**WORK TO BE COMPLETED:**
Quote only the lines from the one containing "Extract the structured" through the final line, both included, and omit the pictures.
=-=-=-=-=
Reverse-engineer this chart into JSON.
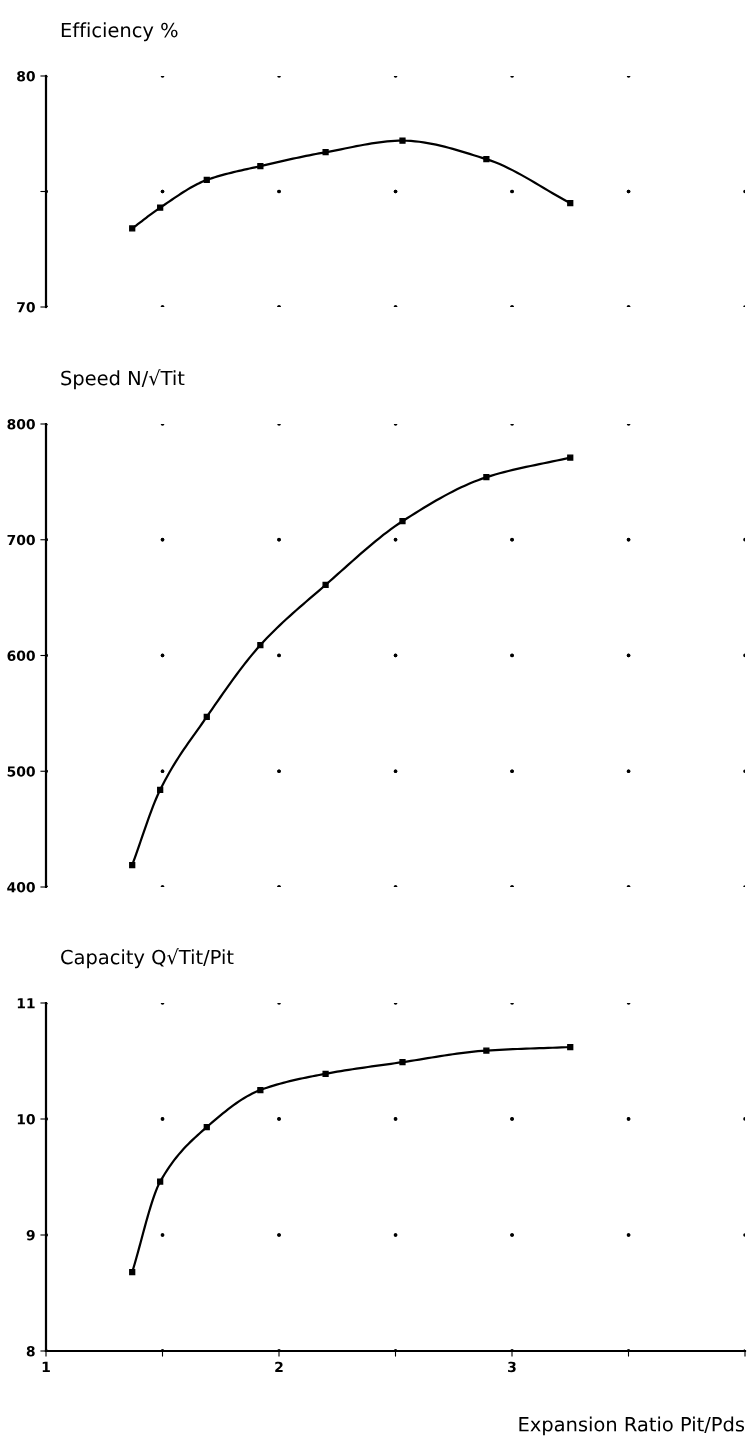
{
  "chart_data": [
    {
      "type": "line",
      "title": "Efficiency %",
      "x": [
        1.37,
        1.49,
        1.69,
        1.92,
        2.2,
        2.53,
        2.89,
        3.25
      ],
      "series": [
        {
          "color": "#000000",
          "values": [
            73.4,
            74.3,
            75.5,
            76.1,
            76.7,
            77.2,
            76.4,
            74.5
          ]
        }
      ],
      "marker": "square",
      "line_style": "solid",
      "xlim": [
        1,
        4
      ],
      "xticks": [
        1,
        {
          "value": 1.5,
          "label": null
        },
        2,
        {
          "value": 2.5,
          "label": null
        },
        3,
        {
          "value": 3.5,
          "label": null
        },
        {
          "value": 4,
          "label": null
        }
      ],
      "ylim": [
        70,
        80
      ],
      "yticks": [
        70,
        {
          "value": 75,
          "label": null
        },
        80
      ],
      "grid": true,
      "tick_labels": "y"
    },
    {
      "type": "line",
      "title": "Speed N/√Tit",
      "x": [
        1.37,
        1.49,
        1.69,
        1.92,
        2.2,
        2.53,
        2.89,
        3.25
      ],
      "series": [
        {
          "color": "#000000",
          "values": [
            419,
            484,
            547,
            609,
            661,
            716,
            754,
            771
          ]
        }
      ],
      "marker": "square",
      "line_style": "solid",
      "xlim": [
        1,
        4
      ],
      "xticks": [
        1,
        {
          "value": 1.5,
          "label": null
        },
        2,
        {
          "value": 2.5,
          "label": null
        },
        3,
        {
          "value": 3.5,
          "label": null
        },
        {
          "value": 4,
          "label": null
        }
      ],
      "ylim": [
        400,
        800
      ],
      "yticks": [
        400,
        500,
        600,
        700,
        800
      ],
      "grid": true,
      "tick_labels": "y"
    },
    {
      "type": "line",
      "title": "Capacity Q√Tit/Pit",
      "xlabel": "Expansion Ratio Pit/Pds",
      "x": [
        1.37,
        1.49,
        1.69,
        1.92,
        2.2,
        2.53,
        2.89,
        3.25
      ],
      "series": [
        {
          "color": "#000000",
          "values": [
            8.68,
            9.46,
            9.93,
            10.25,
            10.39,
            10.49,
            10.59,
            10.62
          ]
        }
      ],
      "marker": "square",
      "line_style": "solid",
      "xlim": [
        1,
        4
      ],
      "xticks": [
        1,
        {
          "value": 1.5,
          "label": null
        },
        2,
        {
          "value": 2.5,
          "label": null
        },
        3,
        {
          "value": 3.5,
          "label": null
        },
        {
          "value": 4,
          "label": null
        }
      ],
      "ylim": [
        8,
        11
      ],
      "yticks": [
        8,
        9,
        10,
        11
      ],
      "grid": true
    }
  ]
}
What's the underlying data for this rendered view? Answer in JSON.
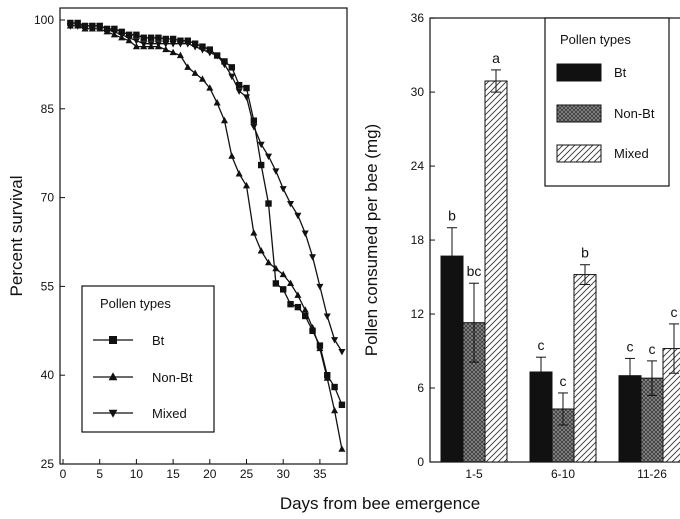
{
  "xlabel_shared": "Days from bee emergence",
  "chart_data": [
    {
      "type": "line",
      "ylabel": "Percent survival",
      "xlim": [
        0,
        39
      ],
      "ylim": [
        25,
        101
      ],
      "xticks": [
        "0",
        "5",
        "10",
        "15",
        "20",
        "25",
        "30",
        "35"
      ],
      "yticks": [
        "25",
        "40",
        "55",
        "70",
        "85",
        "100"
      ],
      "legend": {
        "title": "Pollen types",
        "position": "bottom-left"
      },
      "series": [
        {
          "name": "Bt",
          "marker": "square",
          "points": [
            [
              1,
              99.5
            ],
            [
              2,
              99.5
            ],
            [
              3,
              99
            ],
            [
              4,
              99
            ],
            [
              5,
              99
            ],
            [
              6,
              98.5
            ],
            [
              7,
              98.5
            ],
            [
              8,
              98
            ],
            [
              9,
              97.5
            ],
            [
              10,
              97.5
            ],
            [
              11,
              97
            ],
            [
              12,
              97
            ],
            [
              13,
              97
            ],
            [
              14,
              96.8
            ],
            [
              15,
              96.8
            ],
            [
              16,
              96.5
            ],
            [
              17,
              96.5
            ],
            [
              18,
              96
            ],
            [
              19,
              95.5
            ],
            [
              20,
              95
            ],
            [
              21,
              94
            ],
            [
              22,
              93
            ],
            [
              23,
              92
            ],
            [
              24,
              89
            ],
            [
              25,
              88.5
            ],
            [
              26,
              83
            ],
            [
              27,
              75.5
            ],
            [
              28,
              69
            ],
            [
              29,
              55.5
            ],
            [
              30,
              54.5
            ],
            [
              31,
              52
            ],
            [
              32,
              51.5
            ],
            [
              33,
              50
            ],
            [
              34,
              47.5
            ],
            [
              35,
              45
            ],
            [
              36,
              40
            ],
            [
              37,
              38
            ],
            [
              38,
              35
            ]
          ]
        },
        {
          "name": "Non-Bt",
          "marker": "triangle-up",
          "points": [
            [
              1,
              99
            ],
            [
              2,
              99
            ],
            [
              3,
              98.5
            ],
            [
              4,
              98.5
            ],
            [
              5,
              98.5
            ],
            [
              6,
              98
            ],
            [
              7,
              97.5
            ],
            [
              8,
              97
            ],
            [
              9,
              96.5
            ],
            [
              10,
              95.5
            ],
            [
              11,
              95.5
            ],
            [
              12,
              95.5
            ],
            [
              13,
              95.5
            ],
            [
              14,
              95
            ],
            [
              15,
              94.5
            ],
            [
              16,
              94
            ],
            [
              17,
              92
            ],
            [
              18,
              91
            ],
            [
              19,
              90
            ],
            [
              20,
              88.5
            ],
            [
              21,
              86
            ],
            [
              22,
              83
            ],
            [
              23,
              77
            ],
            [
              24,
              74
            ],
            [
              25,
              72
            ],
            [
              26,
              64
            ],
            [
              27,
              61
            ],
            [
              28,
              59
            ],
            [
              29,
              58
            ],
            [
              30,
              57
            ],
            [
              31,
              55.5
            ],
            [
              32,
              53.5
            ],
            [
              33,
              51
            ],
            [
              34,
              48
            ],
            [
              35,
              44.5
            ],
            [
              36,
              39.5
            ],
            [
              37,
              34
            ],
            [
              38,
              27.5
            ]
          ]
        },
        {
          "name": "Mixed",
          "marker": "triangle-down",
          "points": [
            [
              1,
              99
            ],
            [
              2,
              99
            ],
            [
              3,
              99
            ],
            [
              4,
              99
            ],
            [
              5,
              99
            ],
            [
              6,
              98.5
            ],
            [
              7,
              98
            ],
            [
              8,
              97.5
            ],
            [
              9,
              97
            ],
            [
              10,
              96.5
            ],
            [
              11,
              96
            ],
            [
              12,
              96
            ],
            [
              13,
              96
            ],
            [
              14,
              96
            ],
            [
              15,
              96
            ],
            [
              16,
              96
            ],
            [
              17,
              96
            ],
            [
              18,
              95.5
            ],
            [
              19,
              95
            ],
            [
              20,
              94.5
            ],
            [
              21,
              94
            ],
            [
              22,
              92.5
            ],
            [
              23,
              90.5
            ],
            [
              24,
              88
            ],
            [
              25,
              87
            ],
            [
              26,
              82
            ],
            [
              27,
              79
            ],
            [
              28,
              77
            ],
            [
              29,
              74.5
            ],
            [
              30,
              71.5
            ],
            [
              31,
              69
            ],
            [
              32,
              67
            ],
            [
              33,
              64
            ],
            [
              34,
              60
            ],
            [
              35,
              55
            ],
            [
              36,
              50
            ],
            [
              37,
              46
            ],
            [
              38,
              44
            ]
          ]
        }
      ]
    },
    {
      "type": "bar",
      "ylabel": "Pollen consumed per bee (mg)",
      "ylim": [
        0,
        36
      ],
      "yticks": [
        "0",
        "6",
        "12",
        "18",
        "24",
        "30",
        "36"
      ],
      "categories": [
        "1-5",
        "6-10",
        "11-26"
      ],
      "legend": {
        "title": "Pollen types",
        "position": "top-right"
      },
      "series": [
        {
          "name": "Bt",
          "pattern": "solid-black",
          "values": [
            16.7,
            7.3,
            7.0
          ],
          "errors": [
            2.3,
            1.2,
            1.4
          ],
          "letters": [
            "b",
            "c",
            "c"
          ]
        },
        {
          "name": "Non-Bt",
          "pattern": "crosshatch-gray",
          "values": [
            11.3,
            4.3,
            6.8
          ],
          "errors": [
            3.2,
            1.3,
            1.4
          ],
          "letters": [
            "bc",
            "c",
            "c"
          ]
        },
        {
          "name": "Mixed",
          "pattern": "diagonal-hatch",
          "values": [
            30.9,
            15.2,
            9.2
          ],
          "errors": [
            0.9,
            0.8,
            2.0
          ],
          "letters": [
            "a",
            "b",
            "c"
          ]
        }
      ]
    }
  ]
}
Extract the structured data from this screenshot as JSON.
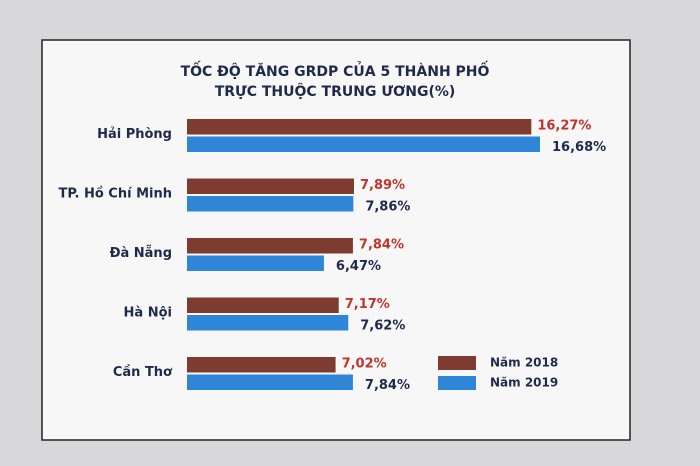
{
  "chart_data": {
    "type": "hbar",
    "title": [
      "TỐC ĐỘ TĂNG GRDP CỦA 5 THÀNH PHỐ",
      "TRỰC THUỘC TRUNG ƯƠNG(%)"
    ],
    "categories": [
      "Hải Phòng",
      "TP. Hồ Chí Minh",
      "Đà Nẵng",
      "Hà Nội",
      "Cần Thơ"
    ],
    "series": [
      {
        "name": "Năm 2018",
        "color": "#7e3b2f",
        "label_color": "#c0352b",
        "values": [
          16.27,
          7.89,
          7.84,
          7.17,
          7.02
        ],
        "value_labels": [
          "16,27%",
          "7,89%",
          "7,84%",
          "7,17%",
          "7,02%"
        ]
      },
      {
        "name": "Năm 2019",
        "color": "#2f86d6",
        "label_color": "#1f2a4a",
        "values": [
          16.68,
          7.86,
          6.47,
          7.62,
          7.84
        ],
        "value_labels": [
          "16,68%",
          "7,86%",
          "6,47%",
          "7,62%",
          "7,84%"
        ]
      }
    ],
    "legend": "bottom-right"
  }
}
=-=-=-=-=
**EXPECTED OUTPUT:**
Extract the structured data from this screenshot as JSON.
{
  "chart_data": {
    "type": "hbar",
    "title": [
      "TỐC ĐỘ TĂNG GRDP CỦA 5 THÀNH PHỐ",
      "TRỰC THUỘC TRUNG ƯƠNG(%)"
    ],
    "categories": [
      "Hải Phòng",
      "TP. Hồ Chí Minh",
      "Đà Nẵng",
      "Hà Nội",
      "Cần Thơ"
    ],
    "series": [
      {
        "name": "Năm 2018",
        "color": "#7e3b2f",
        "label_color": "#c0352b",
        "values": [
          16.27,
          7.89,
          7.84,
          7.17,
          7.02
        ],
        "value_labels": [
          "16,27%",
          "7,89%",
          "7,84%",
          "7,17%",
          "7,02%"
        ]
      },
      {
        "name": "Năm 2019",
        "color": "#2f86d6",
        "label_color": "#1f2a4a",
        "values": [
          16.68,
          7.86,
          6.47,
          7.62,
          7.84
        ],
        "value_labels": [
          "16,68%",
          "7,86%",
          "6,47%",
          "7,62%",
          "7,84%"
        ]
      }
    ],
    "legend": "bottom-right"
  }
}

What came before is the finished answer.